**TASK INPUT:**

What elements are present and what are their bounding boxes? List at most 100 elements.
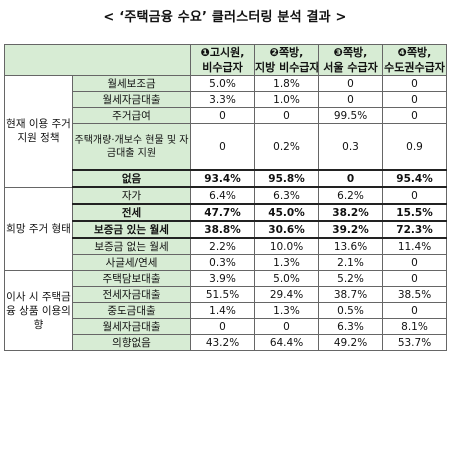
- cell: 43.2%: [190, 334, 255, 351]
- cell: 38.5%: [382, 286, 447, 303]
- cell: 1.3%: [254, 254, 319, 271]
- cell: 38.2%: [318, 203, 383, 222]
- cell: 0: [318, 91, 383, 108]
- cell: 0: [382, 75, 447, 92]
- table-row: 월세자금대출 0 0 6.3% 8.1%: [5, 318, 447, 335]
- group-label-financing-intent: 이사 시 주택금융 상품 이용의향: [4, 270, 73, 351]
- cell: 0.3: [318, 123, 383, 171]
- row-label: 주택담보대출: [72, 270, 191, 287]
- column-header-3: ❸쪽방, 서울 수급자: [318, 44, 383, 76]
- row-label: 없음: [72, 169, 191, 188]
- cell: 0: [318, 75, 383, 92]
- cell: 30.6%: [254, 220, 319, 239]
- row-label: 의향없음: [72, 334, 191, 351]
- cell: 6.2%: [318, 186, 383, 205]
- cell: 6.3%: [254, 186, 319, 205]
- cell: 0: [382, 107, 447, 124]
- cell: 0: [254, 107, 319, 124]
- cell: 2.1%: [318, 254, 383, 271]
- cell: 1.4%: [190, 302, 255, 319]
- header-blank: [4, 44, 191, 76]
- cell: 0.5%: [318, 302, 383, 319]
- cell: 5.0%: [254, 270, 319, 287]
- cell: 95.8%: [254, 169, 319, 188]
- cell: 0.3%: [190, 254, 255, 271]
- cell: 99.5%: [318, 107, 383, 124]
- column-header-1: ❶고시원, 비수급자: [190, 44, 255, 76]
- group-label-current-support: 현재 이용 주거 지원 정책: [4, 75, 73, 188]
- table-row: 월세자금대출 3.3% 1.0% 0 0: [5, 91, 447, 108]
- cell: 3.3%: [190, 91, 255, 108]
- row-label: 주택개량·개보수 현물 및 자금대출 지원: [72, 123, 191, 171]
- cell: 53.7%: [382, 334, 447, 351]
- cell: 1.3%: [254, 302, 319, 319]
- cell: 51.5%: [190, 286, 255, 303]
- cell: 49.2%: [318, 334, 383, 351]
- cell: 0: [382, 91, 447, 108]
- table-row: 주거급여 0 0 99.5% 0: [5, 107, 447, 124]
- cell: 0: [190, 107, 255, 124]
- table-row: 주택개량·개보수 현물 및 자금대출 지원 0 0.2% 0.3 0.9: [5, 123, 447, 171]
- cell: 6.3%: [318, 318, 383, 335]
- cell: 0: [382, 270, 447, 287]
- row-label: 보증금 있는 월세: [72, 220, 191, 239]
- table-row: 전세자금대출 51.5% 29.4% 38.7% 38.5%: [5, 286, 447, 303]
- cell: 38.7%: [318, 286, 383, 303]
- row-label: 전세자금대출: [72, 286, 191, 303]
- row-label: 월세보조금: [72, 75, 191, 92]
- cell: 0: [190, 123, 255, 171]
- cell: 38.8%: [190, 220, 255, 239]
- row-label: 월세자금대출: [72, 318, 191, 335]
- cell: 5.0%: [190, 75, 255, 92]
- table-row: 현재 이용 주거 지원 정책 월세보조금 5.0% 1.8% 0 0: [4, 75, 447, 188]
- table-row: 전세 47.7% 45.0% 38.2% 15.5%: [5, 203, 447, 222]
- cell: 0: [382, 186, 447, 205]
- cell: 0.9: [382, 123, 447, 171]
- table-row: 보증금 없는 월세 2.2% 10.0% 13.6% 11.4%: [5, 237, 447, 255]
- cell: 93.4%: [190, 169, 255, 188]
- cell: 64.4%: [254, 334, 319, 351]
- clustering-result-table: ❶고시원, 비수급자 ❷쪽방, 지방 비수급자 ❸쪽방, 서울 수급자 ❹쪽방, 수도권…: [4, 44, 447, 351]
- table-row: 사글세/연세 0.3% 1.3% 2.1% 0: [5, 254, 447, 271]
- row-label: 보증금 없는 월세: [72, 237, 191, 255]
- cell: 72.3%: [382, 220, 447, 239]
- cell: 39.2%: [318, 220, 383, 239]
- cell: 8.1%: [382, 318, 447, 335]
- cell: 95.4%: [382, 169, 447, 188]
- cell: 0: [254, 318, 319, 335]
- group-label-desired-housing: 희망 주거 형태: [4, 186, 73, 271]
- row-label: 전세: [72, 203, 191, 222]
- column-header-4: ❹쪽방, 수도권수급자: [382, 44, 447, 76]
- table-row: 의향없음 43.2% 64.4% 49.2% 53.7%: [5, 334, 447, 351]
- table-row: 희망 주거 형태 자가 6.4% 6.3% 6.2% 0: [4, 186, 447, 271]
- cell: 0.2%: [254, 123, 319, 171]
- row-label: 중도금대출: [72, 302, 191, 319]
- cell: 0: [382, 254, 447, 271]
- cell: 1.0%: [254, 91, 319, 108]
- cell: 2.2%: [190, 237, 255, 255]
- cell: 3.9%: [190, 270, 255, 287]
- table-row: 이사 시 주택금융 상품 이용의향 주택담보대출 3.9% 5.0% 5.2% …: [4, 270, 447, 351]
- cell: 10.0%: [254, 237, 319, 255]
- row-label: 월세자금대출: [72, 91, 191, 108]
- cell: 45.0%: [254, 203, 319, 222]
- row-label: 자가: [72, 186, 191, 205]
- cell: 0: [318, 169, 383, 188]
- cell: 15.5%: [382, 203, 447, 222]
- cell: 11.4%: [382, 237, 447, 255]
- cell: 0: [382, 302, 447, 319]
- row-label: 사글세/연세: [72, 254, 191, 271]
- cell: 0: [190, 318, 255, 335]
- table-row: 없음 93.4% 95.8% 0 95.4%: [5, 169, 447, 188]
- table-title: < ‘주택금융 수요’ 클러스터링 분석 결과 >: [103, 10, 347, 25]
- cell: 29.4%: [254, 286, 319, 303]
- header-row: ❶고시원, 비수급자 ❷쪽방, 지방 비수급자 ❸쪽방, 서울 수급자 ❹쪽방, 수도권…: [4, 44, 447, 76]
- cell: 5.2%: [318, 270, 383, 287]
- cell: 6.4%: [190, 186, 255, 205]
- row-label: 주거급여: [72, 107, 191, 124]
- table-row: 보증금 있는 월세 38.8% 30.6% 39.2% 72.3%: [5, 220, 447, 239]
- cell: 13.6%: [318, 237, 383, 255]
- cell: 47.7%: [190, 203, 255, 222]
- cell: 1.8%: [254, 75, 319, 92]
- column-header-2: ❷쪽방, 지방 비수급자: [254, 44, 319, 76]
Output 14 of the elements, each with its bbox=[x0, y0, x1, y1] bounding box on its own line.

**STATED TASK:** Rewrite all the items above with "row-label" replaced by "row-heading" everywhere, leaving everything else unchanged, and omit the pictures.

**THE REPLY:**
What elements are present and what are their bounding boxes? List at most 100 elements.
- cell: 43.2%: [190, 334, 255, 351]
- cell: 38.5%: [382, 286, 447, 303]
- cell: 1.3%: [254, 254, 319, 271]
- cell: 38.2%: [318, 203, 383, 222]
- cell: 0: [318, 91, 383, 108]
- cell: 0: [382, 75, 447, 92]
- table-row: 월세자금대출 0 0 6.3% 8.1%: [5, 318, 447, 335]
- group-label-financing-intent: 이사 시 주택금융 상품 이용의향: [4, 270, 73, 351]
- cell: 0.3: [318, 123, 383, 171]
- row-heading: 주택담보대출: [72, 270, 191, 287]
- column-header-3: ❸쪽방, 서울 수급자: [318, 44, 383, 76]
- row-heading: 없음: [72, 169, 191, 188]
- cell: 0: [318, 75, 383, 92]
- cell: 30.6%: [254, 220, 319, 239]
- row-heading: 의향없음: [72, 334, 191, 351]
- cell: 6.2%: [318, 186, 383, 205]
- cell: 6.3%: [254, 186, 319, 205]
- cell: 0: [382, 107, 447, 124]
- cell: 0: [254, 107, 319, 124]
- cell: 2.1%: [318, 254, 383, 271]
- cell: 1.4%: [190, 302, 255, 319]
- header-blank: [4, 44, 191, 76]
- cell: 0.5%: [318, 302, 383, 319]
- cell: 5.0%: [254, 270, 319, 287]
- cell: 95.8%: [254, 169, 319, 188]
- cell: 0.3%: [190, 254, 255, 271]
- cell: 99.5%: [318, 107, 383, 124]
- column-header-1: ❶고시원, 비수급자: [190, 44, 255, 76]
- group-label-current-support: 현재 이용 주거 지원 정책: [4, 75, 73, 188]
- table-row: 월세자금대출 3.3% 1.0% 0 0: [5, 91, 447, 108]
- cell: 3.3%: [190, 91, 255, 108]
- row-heading: 주택개량·개보수 현물 및 자금대출 지원: [72, 123, 191, 171]
- cell: 53.7%: [382, 334, 447, 351]
- cell: 1.3%: [254, 302, 319, 319]
- cell: 51.5%: [190, 286, 255, 303]
- cell: 49.2%: [318, 334, 383, 351]
- cell: 0: [382, 91, 447, 108]
- table-row: 주거급여 0 0 99.5% 0: [5, 107, 447, 124]
- cell: 0: [190, 107, 255, 124]
- table-row: 주택개량·개보수 현물 및 자금대출 지원 0 0.2% 0.3 0.9: [5, 123, 447, 171]
- cell: 6.3%: [318, 318, 383, 335]
- cell: 0: [382, 270, 447, 287]
- row-heading: 보증금 있는 월세: [72, 220, 191, 239]
- table-row: 전세자금대출 51.5% 29.4% 38.7% 38.5%: [5, 286, 447, 303]
- cell: 38.7%: [318, 286, 383, 303]
- row-heading: 전세자금대출: [72, 286, 191, 303]
- row-heading: 월세보조금: [72, 75, 191, 92]
- cell: 0: [190, 123, 255, 171]
- cell: 38.8%: [190, 220, 255, 239]
- row-heading: 월세자금대출: [72, 318, 191, 335]
- cell: 5.0%: [190, 75, 255, 92]
- table-row: 현재 이용 주거 지원 정책 월세보조금 5.0% 1.8% 0 0: [4, 75, 447, 188]
- table-row: 전세 47.7% 45.0% 38.2% 15.5%: [5, 203, 447, 222]
- cell: 0: [382, 186, 447, 205]
- cell: 0.9: [382, 123, 447, 171]
- table-row: 보증금 없는 월세 2.2% 10.0% 13.6% 11.4%: [5, 237, 447, 255]
- cell: 93.4%: [190, 169, 255, 188]
- cell: 64.4%: [254, 334, 319, 351]
- clustering-result-table: ❶고시원, 비수급자 ❷쪽방, 지방 비수급자 ❸쪽방, 서울 수급자 ❹쪽방, 수도권…: [4, 44, 447, 351]
- table-row: 사글세/연세 0.3% 1.3% 2.1% 0: [5, 254, 447, 271]
- row-heading: 보증금 없는 월세: [72, 237, 191, 255]
- cell: 72.3%: [382, 220, 447, 239]
- cell: 39.2%: [318, 220, 383, 239]
- cell: 8.1%: [382, 318, 447, 335]
- cell: 95.4%: [382, 169, 447, 188]
- cell: 0: [254, 318, 319, 335]
- group-label-desired-housing: 희망 주거 형태: [4, 186, 73, 271]
- row-heading: 전세: [72, 203, 191, 222]
- column-header-4: ❹쪽방, 수도권수급자: [382, 44, 447, 76]
- table-row: 의향없음 43.2% 64.4% 49.2% 53.7%: [5, 334, 447, 351]
- table-row: 희망 주거 형태 자가 6.4% 6.3% 6.2% 0: [4, 186, 447, 271]
- cell: 0.2%: [254, 123, 319, 171]
- row-heading: 중도금대출: [72, 302, 191, 319]
- cell: 0: [382, 254, 447, 271]
- cell: 1.0%: [254, 91, 319, 108]
- cell: 2.2%: [190, 237, 255, 255]
- cell: 3.9%: [190, 270, 255, 287]
- table-row: 이사 시 주택금융 상품 이용의향 주택담보대출 3.9% 5.0% 5.2% …: [4, 270, 447, 351]
- cell: 10.0%: [254, 237, 319, 255]
- row-heading: 월세자금대출: [72, 91, 191, 108]
- cell: 45.0%: [254, 203, 319, 222]
- row-heading: 자가: [72, 186, 191, 205]
- cell: 0: [318, 169, 383, 188]
- cell: 15.5%: [382, 203, 447, 222]
- cell: 11.4%: [382, 237, 447, 255]
- cell: 0: [382, 302, 447, 319]
- row-heading: 사글세/연세: [72, 254, 191, 271]
- cell: 0: [190, 318, 255, 335]
- table-row: 없음 93.4% 95.8% 0 95.4%: [5, 169, 447, 188]
- table-title: < ‘주택금융 수요’ 클러스터링 분석 결과 >: [103, 10, 347, 25]
- cell: 29.4%: [254, 286, 319, 303]
- header-row: ❶고시원, 비수급자 ❷쪽방, 지방 비수급자 ❸쪽방, 서울 수급자 ❹쪽방, 수도권…: [4, 44, 447, 76]
- cell: 5.2%: [318, 270, 383, 287]
- cell: 6.4%: [190, 186, 255, 205]
- row-heading: 주거급여: [72, 107, 191, 124]
- table-row: 보증금 있는 월세 38.8% 30.6% 39.2% 72.3%: [5, 220, 447, 239]
- cell: 13.6%: [318, 237, 383, 255]
- cell: 47.7%: [190, 203, 255, 222]
- cell: 1.8%: [254, 75, 319, 92]
- column-header-2: ❷쪽방, 지방 비수급자: [254, 44, 319, 76]
Output 14 of the elements, each with its bbox=[x0, y0, x1, y1] bounding box on its own line.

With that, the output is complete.